* _REQUIRED TASK_: Show only lines that include "made".

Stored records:
----

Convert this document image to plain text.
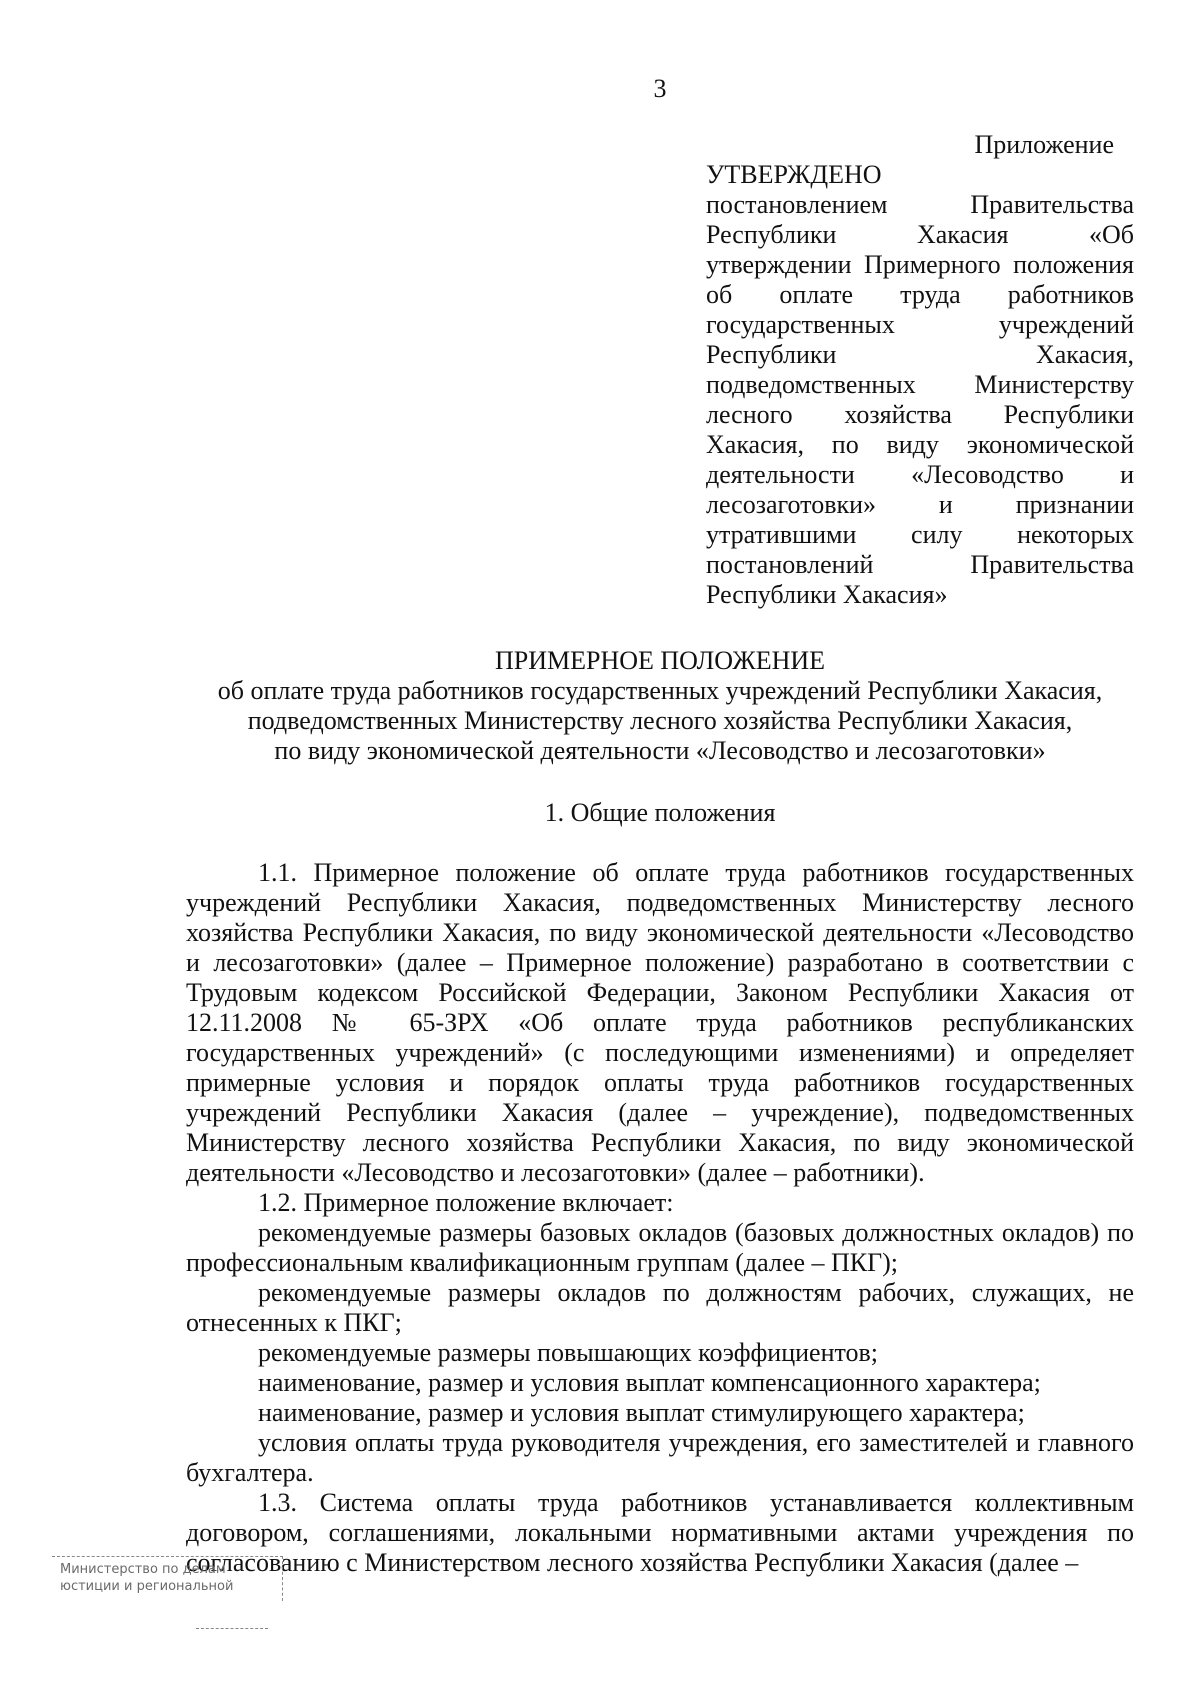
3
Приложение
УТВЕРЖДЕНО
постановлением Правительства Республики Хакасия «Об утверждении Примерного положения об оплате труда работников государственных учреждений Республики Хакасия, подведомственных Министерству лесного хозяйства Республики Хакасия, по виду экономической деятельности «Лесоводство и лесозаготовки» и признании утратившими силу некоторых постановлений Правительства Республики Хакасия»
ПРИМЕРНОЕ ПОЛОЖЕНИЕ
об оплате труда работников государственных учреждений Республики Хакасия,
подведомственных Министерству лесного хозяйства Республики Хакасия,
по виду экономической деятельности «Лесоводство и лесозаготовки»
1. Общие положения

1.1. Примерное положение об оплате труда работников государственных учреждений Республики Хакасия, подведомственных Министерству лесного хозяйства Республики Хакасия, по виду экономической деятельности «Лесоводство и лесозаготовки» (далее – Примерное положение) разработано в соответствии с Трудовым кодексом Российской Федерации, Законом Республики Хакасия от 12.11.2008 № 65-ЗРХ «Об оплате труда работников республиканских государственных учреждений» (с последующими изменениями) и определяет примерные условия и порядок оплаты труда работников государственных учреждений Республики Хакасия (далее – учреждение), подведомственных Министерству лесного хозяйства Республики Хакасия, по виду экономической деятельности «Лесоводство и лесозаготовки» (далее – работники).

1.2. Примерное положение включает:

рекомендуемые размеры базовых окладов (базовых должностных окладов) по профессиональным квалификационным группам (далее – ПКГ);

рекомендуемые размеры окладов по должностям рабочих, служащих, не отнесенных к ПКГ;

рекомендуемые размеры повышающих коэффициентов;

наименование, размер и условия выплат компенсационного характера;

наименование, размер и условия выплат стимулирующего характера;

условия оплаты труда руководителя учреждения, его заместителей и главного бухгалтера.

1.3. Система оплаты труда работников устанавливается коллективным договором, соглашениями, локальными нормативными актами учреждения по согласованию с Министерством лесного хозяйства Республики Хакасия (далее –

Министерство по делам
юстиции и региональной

----

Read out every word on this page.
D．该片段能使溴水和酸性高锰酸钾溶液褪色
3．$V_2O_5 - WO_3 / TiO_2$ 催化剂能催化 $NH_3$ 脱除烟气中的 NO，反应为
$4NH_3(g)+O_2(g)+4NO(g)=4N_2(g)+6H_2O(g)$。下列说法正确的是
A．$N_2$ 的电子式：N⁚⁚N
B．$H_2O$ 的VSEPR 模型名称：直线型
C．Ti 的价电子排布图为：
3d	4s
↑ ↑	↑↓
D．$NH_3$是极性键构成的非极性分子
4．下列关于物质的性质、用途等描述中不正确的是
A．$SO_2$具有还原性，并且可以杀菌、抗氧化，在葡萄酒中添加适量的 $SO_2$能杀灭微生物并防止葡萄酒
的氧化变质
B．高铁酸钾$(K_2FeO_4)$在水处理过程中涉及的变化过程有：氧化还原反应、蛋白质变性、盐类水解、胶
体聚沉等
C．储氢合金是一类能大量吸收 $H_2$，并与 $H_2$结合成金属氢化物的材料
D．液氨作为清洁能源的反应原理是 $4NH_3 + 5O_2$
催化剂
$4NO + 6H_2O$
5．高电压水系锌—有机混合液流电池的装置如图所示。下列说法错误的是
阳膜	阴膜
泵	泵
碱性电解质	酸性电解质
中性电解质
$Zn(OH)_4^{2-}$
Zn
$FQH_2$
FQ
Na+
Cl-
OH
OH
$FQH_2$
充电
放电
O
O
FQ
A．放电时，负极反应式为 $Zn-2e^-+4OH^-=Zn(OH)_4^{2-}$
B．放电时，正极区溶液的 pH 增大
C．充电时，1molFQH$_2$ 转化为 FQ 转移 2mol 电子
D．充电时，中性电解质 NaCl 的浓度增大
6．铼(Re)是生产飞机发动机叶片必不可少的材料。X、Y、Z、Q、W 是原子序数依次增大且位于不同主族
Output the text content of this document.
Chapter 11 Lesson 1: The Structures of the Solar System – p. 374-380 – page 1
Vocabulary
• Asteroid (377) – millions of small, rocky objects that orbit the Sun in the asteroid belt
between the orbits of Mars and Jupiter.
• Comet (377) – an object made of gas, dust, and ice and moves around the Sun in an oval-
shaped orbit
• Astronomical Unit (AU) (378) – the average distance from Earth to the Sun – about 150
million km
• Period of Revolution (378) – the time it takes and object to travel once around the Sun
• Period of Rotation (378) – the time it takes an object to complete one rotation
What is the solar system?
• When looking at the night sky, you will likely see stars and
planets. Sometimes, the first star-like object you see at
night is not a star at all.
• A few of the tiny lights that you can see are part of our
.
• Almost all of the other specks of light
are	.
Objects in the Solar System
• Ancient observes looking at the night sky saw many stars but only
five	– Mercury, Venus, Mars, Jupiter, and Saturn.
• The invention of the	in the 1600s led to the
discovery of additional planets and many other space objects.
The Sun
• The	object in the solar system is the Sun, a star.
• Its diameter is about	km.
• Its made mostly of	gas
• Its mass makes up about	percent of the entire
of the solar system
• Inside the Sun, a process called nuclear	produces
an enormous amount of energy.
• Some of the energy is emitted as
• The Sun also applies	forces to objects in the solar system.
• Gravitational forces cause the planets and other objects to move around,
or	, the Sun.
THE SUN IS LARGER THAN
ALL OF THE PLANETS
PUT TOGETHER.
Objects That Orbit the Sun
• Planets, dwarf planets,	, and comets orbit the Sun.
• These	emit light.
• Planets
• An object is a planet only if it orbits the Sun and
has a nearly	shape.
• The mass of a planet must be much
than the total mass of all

----

* _SOLUTION TO THIS PROBLEM_:
• Comet (377) – an object made of gas, dust, and ice and moves around the Sun in an oval-
• Its made mostly of	gas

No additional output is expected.